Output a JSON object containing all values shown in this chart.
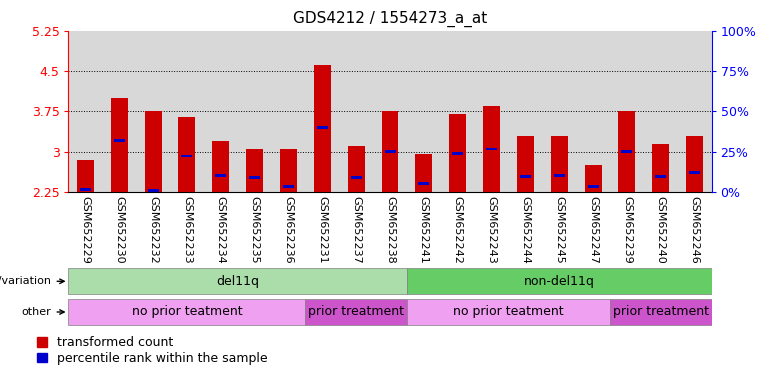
{
  "title": "GDS4212 / 1554273_a_at",
  "samples": [
    "GSM652229",
    "GSM652230",
    "GSM652232",
    "GSM652233",
    "GSM652234",
    "GSM652235",
    "GSM652236",
    "GSM652231",
    "GSM652237",
    "GSM652238",
    "GSM652241",
    "GSM652242",
    "GSM652243",
    "GSM652244",
    "GSM652245",
    "GSM652247",
    "GSM652239",
    "GSM652240",
    "GSM652246"
  ],
  "red_values": [
    2.85,
    4.0,
    3.75,
    3.65,
    3.2,
    3.05,
    3.05,
    4.62,
    3.1,
    3.75,
    2.95,
    3.7,
    3.85,
    3.3,
    3.3,
    2.75,
    3.75,
    3.15,
    3.3
  ],
  "blue_values": [
    2.3,
    3.2,
    2.28,
    2.92,
    2.55,
    2.52,
    2.35,
    3.45,
    2.52,
    3.0,
    2.4,
    2.96,
    3.05,
    2.53,
    2.56,
    2.35,
    3.0,
    2.53,
    2.62
  ],
  "ymin": 2.25,
  "ymax": 5.25,
  "yticks": [
    2.25,
    3.0,
    3.75,
    4.5,
    5.25
  ],
  "ytick_labels": [
    "2.25",
    "3",
    "3.75",
    "4.5",
    "5.25"
  ],
  "right_yticks": [
    0,
    25,
    50,
    75,
    100
  ],
  "right_ytick_labels": [
    "0%",
    "25%",
    "50%",
    "75%",
    "100%"
  ],
  "bar_color": "#cc0000",
  "blue_color": "#0000cc",
  "col_bg_color": "#d8d8d8",
  "bar_width": 0.5,
  "genotype_groups": [
    {
      "label": "del11q",
      "start": 0,
      "end": 10,
      "color": "#aaddaa"
    },
    {
      "label": "non-del11q",
      "start": 10,
      "end": 19,
      "color": "#66cc66"
    }
  ],
  "other_groups": [
    {
      "label": "no prior teatment",
      "start": 0,
      "end": 7,
      "color": "#f0a0f0"
    },
    {
      "label": "prior treatment",
      "start": 7,
      "end": 10,
      "color": "#cc55cc"
    },
    {
      "label": "no prior teatment",
      "start": 10,
      "end": 16,
      "color": "#f0a0f0"
    },
    {
      "label": "prior treatment",
      "start": 16,
      "end": 19,
      "color": "#cc55cc"
    }
  ],
  "legend_items": [
    {
      "label": "transformed count",
      "color": "#cc0000"
    },
    {
      "label": "percentile rank within the sample",
      "color": "#0000cc"
    }
  ],
  "tick_fontsize": 8,
  "annot_label_fontsize": 8,
  "annot_text_fontsize": 9
}
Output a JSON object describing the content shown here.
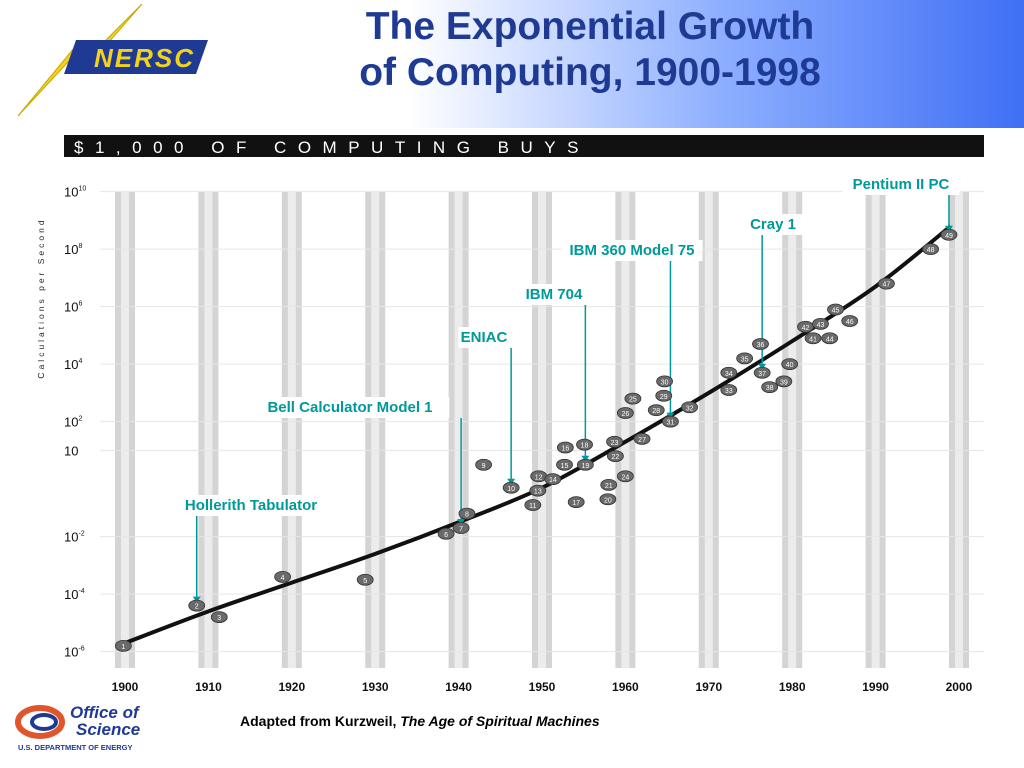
{
  "slide": {
    "title_line1": "The Exponential Growth",
    "title_line2": "of Computing, 1900-1998",
    "credit_prefix": "Adapted from Kurzweil, ",
    "credit_book": "The Age of Spiritual Machines"
  },
  "logos": {
    "nersc_text": "NERSC",
    "office_line1": "Office of",
    "office_line2": "Science",
    "office_line3": "U.S. DEPARTMENT OF ENERGY",
    "nersc_color": "#1f3a93",
    "bolt_color": "#f2d21b"
  },
  "chart_data": {
    "type": "scatter",
    "title": "$1,000 OF COMPUTING BUYS",
    "ylabel": "Calculations per Second",
    "xlabel": "",
    "x_ticks": [
      1900,
      1910,
      1920,
      1930,
      1940,
      1950,
      1960,
      1970,
      1980,
      1990,
      2000
    ],
    "y_ticks": [
      {
        "exp": -6,
        "label": "10",
        "sup": "-6"
      },
      {
        "exp": -4,
        "label": "10",
        "sup": "-4"
      },
      {
        "exp": -2,
        "label": "10",
        "sup": "-2"
      },
      {
        "exp": 1,
        "label": "10",
        "sup": ""
      },
      {
        "exp": 2,
        "label": "10",
        "sup": "2"
      },
      {
        "exp": 4,
        "label": "10",
        "sup": "4"
      },
      {
        "exp": 6,
        "label": "10",
        "sup": "6"
      },
      {
        "exp": 8,
        "label": "10",
        "sup": "8"
      },
      {
        "exp": 10,
        "label": "10",
        "sup": "10"
      }
    ],
    "ylim_log10": [
      -6.5,
      10.3
    ],
    "xlim": [
      1897,
      2003
    ],
    "y_scale": "log",
    "trend_line": {
      "year": [
        1900,
        1910,
        1920,
        1930,
        1940,
        1950,
        1960,
        1970,
        1980,
        1990,
        1999
      ],
      "log10_cps": [
        -5.7,
        -4.6,
        -3.6,
        -2.6,
        -1.5,
        -0.3,
        1.3,
        3.0,
        4.8,
        6.7,
        8.8
      ]
    },
    "points": [
      {
        "n": "1",
        "year": 1899.8,
        "log10": -5.8
      },
      {
        "n": "2",
        "year": 1908.6,
        "log10": -4.4
      },
      {
        "n": "3",
        "year": 1911.3,
        "log10": -4.8
      },
      {
        "n": "4",
        "year": 1918.9,
        "log10": -3.4
      },
      {
        "n": "5",
        "year": 1928.8,
        "log10": -3.5
      },
      {
        "n": "6",
        "year": 1938.5,
        "log10": -1.9
      },
      {
        "n": "7",
        "year": 1940.3,
        "log10": -1.7
      },
      {
        "n": "8",
        "year": 1941.0,
        "log10": -1.2
      },
      {
        "n": "9",
        "year": 1943.0,
        "log10": 0.5
      },
      {
        "n": "10",
        "year": 1946.3,
        "log10": -0.3
      },
      {
        "n": "11",
        "year": 1948.9,
        "log10": -0.9
      },
      {
        "n": "12",
        "year": 1949.6,
        "log10": 0.1
      },
      {
        "n": "13",
        "year": 1949.5,
        "log10": -0.4
      },
      {
        "n": "14",
        "year": 1951.3,
        "log10": 0.0
      },
      {
        "n": "15",
        "year": 1952.7,
        "log10": 0.5
      },
      {
        "n": "16",
        "year": 1952.8,
        "log10": 1.1
      },
      {
        "n": "17",
        "year": 1954.1,
        "log10": -0.8
      },
      {
        "n": "18",
        "year": 1955.1,
        "log10": 1.2
      },
      {
        "n": "19",
        "year": 1955.2,
        "log10": 0.5
      },
      {
        "n": "20",
        "year": 1957.9,
        "log10": -0.7
      },
      {
        "n": "21",
        "year": 1958.0,
        "log10": -0.2
      },
      {
        "n": "22",
        "year": 1958.8,
        "log10": 0.8
      },
      {
        "n": "23",
        "year": 1958.7,
        "log10": 1.3
      },
      {
        "n": "24",
        "year": 1960.0,
        "log10": 0.1
      },
      {
        "n": "25",
        "year": 1960.9,
        "log10": 2.8
      },
      {
        "n": "26",
        "year": 1960.0,
        "log10": 2.3
      },
      {
        "n": "27",
        "year": 1962.0,
        "log10": 1.4
      },
      {
        "n": "28",
        "year": 1963.7,
        "log10": 2.4
      },
      {
        "n": "29",
        "year": 1964.6,
        "log10": 2.9
      },
      {
        "n": "30",
        "year": 1964.7,
        "log10": 3.4
      },
      {
        "n": "31",
        "year": 1965.4,
        "log10": 2.0
      },
      {
        "n": "32",
        "year": 1967.7,
        "log10": 2.5
      },
      {
        "n": "33",
        "year": 1972.4,
        "log10": 3.1
      },
      {
        "n": "34",
        "year": 1972.4,
        "log10": 3.7
      },
      {
        "n": "35",
        "year": 1974.3,
        "log10": 4.2
      },
      {
        "n": "36",
        "year": 1976.2,
        "log10": 4.7
      },
      {
        "n": "37",
        "year": 1976.4,
        "log10": 3.7
      },
      {
        "n": "38",
        "year": 1977.3,
        "log10": 3.2
      },
      {
        "n": "39",
        "year": 1979.0,
        "log10": 3.4
      },
      {
        "n": "40",
        "year": 1979.7,
        "log10": 4.0
      },
      {
        "n": "41",
        "year": 1982.5,
        "log10": 4.9
      },
      {
        "n": "42",
        "year": 1981.6,
        "log10": 5.3
      },
      {
        "n": "43",
        "year": 1983.4,
        "log10": 5.4
      },
      {
        "n": "44",
        "year": 1984.5,
        "log10": 4.9
      },
      {
        "n": "45",
        "year": 1985.2,
        "log10": 5.9
      },
      {
        "n": "46",
        "year": 1986.9,
        "log10": 5.5
      },
      {
        "n": "47",
        "year": 1991.3,
        "log10": 6.8
      },
      {
        "n": "48",
        "year": 1996.6,
        "log10": 8.0
      },
      {
        "n": "49",
        "year": 1998.8,
        "log10": 8.5
      }
    ],
    "annotations": [
      {
        "label": "Hollerith Tabulator",
        "target": "2"
      },
      {
        "label": "Bell Calculator Model 1",
        "target": "7"
      },
      {
        "label": "ENIAC",
        "target": "10"
      },
      {
        "label": "IBM 704",
        "target": "19"
      },
      {
        "label": "IBM 360 Model 75",
        "target": "31"
      },
      {
        "label": "Cray 1",
        "target": "37"
      },
      {
        "label": "Pentium II PC",
        "target": "49"
      }
    ],
    "annotation_color": "#009999",
    "grid": "vertical bars at each decade",
    "legend": "none"
  }
}
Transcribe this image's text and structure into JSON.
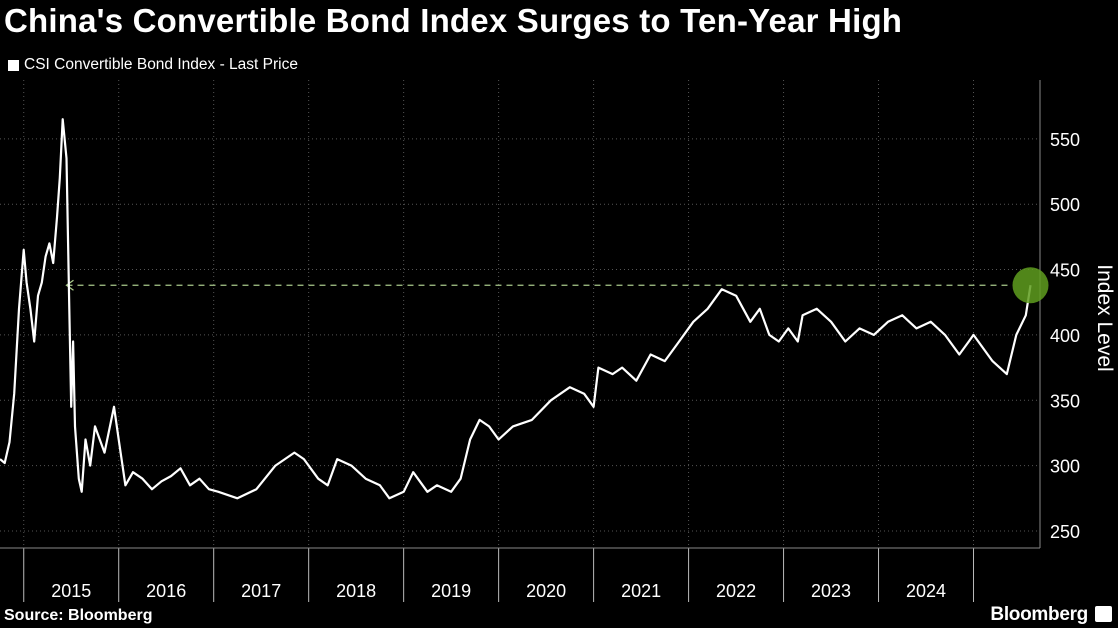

What is being asked:
How many lines in the records above contain the word "JSON"? Reply with the number alone.

Task solution:
3